[Dataset rows]
>> BEGIN

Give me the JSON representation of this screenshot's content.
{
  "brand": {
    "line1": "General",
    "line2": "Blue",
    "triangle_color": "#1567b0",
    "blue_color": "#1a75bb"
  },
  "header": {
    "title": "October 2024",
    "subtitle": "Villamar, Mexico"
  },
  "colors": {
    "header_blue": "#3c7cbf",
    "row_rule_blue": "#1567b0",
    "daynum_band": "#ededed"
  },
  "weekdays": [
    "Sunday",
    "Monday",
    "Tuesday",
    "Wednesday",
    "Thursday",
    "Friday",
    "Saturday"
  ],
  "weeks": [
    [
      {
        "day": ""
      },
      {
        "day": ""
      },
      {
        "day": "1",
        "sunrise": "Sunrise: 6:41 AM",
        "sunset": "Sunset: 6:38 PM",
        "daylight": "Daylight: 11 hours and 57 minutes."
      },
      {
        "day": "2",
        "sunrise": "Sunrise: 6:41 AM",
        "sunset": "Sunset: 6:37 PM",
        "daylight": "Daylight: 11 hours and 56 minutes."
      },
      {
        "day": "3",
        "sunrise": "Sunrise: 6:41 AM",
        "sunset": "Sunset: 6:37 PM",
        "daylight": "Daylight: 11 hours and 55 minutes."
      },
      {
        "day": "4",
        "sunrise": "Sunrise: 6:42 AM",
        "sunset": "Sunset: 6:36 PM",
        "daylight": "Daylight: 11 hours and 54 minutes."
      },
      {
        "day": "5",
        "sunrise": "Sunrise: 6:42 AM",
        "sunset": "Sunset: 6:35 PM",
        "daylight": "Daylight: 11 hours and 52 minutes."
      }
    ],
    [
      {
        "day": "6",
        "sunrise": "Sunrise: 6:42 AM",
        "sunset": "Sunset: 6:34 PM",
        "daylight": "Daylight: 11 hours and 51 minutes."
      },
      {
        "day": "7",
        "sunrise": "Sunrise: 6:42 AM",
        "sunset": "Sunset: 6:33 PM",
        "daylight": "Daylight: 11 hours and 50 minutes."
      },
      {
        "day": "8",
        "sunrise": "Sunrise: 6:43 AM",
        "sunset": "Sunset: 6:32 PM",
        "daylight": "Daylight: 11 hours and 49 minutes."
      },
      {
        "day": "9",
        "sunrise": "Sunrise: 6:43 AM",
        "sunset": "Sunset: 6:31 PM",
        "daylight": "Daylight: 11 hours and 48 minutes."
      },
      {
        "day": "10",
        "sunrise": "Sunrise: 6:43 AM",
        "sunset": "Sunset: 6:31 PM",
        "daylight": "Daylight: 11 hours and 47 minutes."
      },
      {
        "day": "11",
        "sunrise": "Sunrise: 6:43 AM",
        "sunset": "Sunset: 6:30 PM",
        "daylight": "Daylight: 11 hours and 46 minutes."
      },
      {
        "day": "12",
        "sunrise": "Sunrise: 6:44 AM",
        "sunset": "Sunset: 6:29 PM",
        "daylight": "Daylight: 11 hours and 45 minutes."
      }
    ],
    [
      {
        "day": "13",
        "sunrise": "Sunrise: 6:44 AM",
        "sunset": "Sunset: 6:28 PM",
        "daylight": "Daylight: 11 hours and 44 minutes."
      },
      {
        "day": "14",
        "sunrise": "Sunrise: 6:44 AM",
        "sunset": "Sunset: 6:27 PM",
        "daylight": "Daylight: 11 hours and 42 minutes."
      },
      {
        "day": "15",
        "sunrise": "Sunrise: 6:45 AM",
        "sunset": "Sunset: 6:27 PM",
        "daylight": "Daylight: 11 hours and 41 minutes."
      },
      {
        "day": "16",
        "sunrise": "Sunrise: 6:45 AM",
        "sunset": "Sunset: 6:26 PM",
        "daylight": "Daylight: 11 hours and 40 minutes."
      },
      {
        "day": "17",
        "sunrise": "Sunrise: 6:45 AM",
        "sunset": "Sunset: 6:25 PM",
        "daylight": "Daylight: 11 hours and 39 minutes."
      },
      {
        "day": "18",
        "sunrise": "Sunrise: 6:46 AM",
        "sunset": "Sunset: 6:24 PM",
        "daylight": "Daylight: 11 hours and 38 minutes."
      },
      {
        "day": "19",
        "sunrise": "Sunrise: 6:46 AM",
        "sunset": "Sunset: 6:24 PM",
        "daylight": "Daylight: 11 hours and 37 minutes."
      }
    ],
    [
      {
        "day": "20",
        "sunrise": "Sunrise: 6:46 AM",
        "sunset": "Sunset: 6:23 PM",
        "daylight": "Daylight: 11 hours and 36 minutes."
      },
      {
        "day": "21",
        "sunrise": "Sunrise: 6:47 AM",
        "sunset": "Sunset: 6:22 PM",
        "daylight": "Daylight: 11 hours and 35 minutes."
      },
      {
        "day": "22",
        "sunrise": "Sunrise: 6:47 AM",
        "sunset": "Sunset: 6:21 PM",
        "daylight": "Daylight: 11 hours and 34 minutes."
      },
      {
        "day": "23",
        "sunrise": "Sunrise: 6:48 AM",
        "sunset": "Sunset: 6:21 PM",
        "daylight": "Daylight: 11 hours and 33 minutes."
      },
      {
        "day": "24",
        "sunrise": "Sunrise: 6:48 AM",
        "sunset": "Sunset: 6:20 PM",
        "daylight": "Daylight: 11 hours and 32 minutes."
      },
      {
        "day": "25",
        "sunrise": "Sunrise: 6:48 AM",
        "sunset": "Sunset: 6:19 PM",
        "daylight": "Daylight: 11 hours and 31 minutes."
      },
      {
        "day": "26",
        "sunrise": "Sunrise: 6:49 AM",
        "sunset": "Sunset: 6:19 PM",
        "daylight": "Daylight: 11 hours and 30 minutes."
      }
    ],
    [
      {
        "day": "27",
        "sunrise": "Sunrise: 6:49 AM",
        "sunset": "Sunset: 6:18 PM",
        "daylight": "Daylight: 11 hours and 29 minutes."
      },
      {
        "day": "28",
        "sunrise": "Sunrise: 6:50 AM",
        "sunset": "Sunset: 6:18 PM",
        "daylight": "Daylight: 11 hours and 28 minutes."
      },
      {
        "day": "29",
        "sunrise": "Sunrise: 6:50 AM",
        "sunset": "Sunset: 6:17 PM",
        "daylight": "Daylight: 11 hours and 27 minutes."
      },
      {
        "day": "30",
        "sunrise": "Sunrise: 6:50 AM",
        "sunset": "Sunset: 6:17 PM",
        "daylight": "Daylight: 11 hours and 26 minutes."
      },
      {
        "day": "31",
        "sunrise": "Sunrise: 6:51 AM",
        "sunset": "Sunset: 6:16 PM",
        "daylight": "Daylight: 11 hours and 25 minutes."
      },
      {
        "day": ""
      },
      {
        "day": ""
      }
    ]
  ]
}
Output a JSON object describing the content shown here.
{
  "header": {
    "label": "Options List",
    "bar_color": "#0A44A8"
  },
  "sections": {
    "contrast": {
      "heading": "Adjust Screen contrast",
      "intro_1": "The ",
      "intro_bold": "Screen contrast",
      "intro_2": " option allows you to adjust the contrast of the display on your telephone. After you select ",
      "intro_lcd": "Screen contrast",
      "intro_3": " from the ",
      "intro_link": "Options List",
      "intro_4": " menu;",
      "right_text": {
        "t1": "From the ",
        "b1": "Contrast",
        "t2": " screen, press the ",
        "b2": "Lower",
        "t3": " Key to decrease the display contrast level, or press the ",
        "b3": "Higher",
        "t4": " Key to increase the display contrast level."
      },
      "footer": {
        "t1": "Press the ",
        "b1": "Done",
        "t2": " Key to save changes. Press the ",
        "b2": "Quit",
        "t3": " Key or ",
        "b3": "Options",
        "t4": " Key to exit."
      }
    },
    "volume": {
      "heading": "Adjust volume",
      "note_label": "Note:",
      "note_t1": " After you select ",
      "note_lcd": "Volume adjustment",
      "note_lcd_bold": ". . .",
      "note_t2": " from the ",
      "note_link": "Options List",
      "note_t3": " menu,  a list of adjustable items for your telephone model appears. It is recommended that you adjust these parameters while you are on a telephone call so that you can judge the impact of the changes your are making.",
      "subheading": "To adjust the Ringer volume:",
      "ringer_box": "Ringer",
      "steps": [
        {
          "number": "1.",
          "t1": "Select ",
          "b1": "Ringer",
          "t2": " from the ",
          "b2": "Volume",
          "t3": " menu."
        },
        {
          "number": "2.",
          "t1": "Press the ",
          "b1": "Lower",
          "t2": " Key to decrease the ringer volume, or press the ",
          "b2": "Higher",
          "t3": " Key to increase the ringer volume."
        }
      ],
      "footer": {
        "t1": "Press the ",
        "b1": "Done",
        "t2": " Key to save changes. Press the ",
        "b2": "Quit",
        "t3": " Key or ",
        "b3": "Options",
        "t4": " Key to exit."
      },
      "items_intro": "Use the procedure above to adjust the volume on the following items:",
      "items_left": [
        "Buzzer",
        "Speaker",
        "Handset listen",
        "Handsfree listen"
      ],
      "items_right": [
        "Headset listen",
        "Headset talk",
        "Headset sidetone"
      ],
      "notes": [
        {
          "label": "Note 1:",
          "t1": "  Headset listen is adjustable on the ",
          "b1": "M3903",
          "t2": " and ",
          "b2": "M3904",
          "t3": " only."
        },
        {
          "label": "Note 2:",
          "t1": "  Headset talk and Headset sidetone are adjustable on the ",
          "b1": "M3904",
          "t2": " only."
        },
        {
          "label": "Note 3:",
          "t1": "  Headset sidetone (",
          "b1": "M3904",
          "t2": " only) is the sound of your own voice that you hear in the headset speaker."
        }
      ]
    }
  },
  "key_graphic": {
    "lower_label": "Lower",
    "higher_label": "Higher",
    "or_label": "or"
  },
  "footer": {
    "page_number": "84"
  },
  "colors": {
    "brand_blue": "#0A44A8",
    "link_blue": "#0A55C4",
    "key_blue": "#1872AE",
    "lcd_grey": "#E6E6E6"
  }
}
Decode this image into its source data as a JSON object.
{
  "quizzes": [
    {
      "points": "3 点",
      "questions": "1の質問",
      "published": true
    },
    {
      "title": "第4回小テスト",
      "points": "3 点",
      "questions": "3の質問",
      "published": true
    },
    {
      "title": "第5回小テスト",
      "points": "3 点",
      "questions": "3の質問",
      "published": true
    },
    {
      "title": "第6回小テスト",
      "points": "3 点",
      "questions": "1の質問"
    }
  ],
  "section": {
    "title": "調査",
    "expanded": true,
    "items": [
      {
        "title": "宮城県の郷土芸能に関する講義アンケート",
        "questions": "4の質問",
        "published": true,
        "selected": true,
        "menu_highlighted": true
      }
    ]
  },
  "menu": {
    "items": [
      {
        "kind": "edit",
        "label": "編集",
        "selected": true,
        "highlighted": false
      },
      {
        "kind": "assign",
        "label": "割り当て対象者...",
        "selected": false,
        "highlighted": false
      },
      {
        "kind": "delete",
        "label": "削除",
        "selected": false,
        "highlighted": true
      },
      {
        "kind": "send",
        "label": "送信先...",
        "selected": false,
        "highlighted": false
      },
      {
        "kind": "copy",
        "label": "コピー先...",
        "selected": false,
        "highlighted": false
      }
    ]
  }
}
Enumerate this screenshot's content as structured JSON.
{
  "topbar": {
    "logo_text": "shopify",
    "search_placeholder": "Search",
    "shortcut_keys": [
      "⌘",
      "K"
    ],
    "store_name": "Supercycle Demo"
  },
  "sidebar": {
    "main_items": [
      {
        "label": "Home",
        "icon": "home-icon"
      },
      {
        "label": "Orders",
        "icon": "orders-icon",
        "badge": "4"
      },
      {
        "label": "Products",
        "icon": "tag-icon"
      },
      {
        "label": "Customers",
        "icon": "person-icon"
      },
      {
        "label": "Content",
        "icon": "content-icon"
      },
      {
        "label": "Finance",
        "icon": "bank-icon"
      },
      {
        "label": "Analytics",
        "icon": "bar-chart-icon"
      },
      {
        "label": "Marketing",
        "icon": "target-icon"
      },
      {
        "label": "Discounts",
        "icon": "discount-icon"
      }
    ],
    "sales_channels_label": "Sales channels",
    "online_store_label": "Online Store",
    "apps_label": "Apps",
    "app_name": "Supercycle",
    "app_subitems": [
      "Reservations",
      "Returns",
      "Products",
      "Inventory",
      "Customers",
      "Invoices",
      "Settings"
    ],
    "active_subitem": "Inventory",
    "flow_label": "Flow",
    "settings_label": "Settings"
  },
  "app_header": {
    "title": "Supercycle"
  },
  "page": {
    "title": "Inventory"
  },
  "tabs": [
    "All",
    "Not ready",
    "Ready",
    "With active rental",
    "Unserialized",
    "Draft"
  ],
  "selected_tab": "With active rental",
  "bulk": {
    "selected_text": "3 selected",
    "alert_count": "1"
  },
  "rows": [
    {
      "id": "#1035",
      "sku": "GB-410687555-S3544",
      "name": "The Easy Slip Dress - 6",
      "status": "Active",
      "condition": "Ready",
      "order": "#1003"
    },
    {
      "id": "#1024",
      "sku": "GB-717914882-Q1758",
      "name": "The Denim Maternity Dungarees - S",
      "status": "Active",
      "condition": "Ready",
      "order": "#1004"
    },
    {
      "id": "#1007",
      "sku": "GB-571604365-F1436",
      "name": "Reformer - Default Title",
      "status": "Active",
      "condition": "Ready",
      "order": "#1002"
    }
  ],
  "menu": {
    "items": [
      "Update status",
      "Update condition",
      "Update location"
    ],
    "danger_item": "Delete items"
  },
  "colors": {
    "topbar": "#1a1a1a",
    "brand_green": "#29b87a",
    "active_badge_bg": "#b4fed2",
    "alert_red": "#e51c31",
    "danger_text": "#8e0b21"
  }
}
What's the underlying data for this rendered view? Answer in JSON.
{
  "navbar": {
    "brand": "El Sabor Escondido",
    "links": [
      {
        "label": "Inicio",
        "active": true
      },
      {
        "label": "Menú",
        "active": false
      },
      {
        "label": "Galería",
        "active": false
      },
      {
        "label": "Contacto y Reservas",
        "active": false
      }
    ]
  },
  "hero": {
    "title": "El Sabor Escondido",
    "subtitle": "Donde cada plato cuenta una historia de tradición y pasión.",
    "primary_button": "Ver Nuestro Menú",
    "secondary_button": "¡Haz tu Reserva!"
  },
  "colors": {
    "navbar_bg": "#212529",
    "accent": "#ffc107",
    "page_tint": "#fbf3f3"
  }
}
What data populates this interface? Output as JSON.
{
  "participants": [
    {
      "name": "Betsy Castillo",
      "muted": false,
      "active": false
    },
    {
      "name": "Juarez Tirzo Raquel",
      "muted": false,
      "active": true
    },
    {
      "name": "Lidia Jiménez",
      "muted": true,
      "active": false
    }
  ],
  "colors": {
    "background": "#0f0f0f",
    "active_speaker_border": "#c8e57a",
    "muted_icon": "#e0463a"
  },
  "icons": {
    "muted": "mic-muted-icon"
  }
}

>> END

What needs to be done: Output, unchanged, the lines from the line with "What data populates" through the final line of the material.

In response:
What data populates this interface? Output as JSON.
{
  "participants": [
    {
      "name": "Betsy Castillo",
      "muted": false,
      "active": false
    },
    {
      "name": "Juarez Tirzo Raquel",
      "muted": false,
      "active": true
    },
    {
      "name": "Lidia Jiménez",
      "muted": true,
      "active": false
    }
  ],
  "colors": {
    "background": "#0f0f0f",
    "active_speaker_border": "#c8e57a",
    "muted_icon": "#e0463a"
  },
  "icons": {
    "muted": "mic-muted-icon"
  }
}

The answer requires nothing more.